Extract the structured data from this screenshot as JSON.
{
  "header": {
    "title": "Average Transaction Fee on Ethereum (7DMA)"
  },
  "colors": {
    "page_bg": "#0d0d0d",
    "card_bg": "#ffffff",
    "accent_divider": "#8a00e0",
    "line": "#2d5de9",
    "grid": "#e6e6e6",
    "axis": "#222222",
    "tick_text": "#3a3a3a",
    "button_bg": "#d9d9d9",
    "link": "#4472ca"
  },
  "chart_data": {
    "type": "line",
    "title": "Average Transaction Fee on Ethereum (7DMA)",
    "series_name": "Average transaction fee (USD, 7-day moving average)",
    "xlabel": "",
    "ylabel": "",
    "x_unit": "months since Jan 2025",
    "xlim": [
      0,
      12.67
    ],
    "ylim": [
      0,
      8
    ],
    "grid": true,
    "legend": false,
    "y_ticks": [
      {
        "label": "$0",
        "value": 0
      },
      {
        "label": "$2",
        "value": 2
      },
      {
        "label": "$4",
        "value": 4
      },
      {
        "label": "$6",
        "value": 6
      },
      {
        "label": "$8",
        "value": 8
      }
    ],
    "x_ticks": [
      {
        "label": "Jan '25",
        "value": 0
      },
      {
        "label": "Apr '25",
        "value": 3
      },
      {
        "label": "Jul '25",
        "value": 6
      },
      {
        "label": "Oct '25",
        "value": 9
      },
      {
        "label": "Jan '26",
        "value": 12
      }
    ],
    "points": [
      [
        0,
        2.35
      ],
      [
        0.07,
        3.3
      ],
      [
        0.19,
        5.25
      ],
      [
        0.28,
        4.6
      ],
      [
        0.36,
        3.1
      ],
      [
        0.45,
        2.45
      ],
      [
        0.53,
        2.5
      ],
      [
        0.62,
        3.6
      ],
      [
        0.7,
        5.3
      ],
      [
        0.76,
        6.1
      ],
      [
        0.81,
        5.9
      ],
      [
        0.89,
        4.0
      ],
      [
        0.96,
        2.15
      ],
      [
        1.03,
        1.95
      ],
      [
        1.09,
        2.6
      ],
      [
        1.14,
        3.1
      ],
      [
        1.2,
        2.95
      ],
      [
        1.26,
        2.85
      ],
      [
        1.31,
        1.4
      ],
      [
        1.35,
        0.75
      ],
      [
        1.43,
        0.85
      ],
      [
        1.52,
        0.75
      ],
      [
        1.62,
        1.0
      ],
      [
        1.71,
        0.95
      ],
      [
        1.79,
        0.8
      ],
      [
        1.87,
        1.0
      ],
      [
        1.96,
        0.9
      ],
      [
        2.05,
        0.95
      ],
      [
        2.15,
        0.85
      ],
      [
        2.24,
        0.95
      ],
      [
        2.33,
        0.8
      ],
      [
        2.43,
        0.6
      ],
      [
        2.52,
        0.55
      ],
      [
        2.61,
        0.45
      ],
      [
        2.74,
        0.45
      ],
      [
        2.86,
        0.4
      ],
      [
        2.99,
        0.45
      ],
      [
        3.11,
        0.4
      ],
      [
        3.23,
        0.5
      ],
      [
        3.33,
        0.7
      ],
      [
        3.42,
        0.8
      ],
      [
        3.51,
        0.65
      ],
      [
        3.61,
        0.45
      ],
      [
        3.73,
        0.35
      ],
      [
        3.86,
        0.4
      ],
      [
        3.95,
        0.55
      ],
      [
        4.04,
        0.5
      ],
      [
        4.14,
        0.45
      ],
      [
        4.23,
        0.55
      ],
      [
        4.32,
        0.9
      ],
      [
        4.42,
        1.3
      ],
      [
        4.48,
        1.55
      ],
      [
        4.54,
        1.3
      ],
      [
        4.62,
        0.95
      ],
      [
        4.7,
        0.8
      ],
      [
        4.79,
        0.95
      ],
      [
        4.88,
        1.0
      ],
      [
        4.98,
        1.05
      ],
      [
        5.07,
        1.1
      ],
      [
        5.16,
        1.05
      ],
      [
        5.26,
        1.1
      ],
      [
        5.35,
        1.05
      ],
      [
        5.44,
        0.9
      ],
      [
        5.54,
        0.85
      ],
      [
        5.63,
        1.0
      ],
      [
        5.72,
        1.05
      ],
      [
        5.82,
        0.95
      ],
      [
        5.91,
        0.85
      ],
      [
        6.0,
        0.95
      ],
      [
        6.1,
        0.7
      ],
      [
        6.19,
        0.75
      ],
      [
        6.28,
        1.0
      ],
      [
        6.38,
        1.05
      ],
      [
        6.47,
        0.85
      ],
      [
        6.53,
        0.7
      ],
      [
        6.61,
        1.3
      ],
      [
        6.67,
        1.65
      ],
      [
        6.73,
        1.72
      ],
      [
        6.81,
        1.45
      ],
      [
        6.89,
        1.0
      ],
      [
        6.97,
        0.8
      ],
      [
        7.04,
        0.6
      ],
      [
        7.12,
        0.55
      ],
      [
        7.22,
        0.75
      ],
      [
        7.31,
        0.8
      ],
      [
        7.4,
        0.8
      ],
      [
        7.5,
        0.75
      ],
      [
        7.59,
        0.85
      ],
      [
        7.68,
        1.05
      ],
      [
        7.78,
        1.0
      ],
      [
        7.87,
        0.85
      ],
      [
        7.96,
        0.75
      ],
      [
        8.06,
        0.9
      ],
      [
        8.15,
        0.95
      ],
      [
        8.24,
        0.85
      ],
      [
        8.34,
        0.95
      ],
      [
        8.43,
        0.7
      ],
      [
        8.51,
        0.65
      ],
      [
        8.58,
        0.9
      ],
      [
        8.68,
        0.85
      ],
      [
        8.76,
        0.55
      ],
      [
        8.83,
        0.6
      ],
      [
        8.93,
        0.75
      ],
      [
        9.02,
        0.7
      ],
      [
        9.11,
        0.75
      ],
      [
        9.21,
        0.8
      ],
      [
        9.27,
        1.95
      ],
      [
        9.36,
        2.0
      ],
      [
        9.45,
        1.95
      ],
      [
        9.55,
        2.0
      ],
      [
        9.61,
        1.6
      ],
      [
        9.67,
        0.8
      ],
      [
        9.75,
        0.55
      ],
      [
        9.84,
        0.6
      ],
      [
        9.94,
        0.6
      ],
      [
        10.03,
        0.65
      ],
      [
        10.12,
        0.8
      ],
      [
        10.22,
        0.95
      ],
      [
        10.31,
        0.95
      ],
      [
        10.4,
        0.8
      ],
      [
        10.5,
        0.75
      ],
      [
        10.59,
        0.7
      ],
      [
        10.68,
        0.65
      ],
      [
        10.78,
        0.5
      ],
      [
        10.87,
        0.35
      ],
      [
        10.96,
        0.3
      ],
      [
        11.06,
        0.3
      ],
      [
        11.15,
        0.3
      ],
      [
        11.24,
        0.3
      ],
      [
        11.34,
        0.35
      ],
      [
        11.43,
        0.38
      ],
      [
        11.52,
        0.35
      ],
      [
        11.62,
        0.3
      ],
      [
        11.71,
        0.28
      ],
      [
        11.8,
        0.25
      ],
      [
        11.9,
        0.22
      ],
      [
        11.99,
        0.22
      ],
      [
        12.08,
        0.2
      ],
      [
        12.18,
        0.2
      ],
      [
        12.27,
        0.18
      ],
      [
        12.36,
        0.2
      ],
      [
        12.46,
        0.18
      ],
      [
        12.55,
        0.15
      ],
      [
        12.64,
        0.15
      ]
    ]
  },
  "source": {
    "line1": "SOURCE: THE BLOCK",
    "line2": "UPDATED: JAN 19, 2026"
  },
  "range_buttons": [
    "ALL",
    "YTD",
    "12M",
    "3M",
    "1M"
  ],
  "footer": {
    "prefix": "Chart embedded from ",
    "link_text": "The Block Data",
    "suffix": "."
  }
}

◆ ◆ ◆ ◆ ◆

# [WRITTEN TASK]
Each line that holds the string "value" counts once; give the total and nothing else.

# [FULL SOLUTION]
10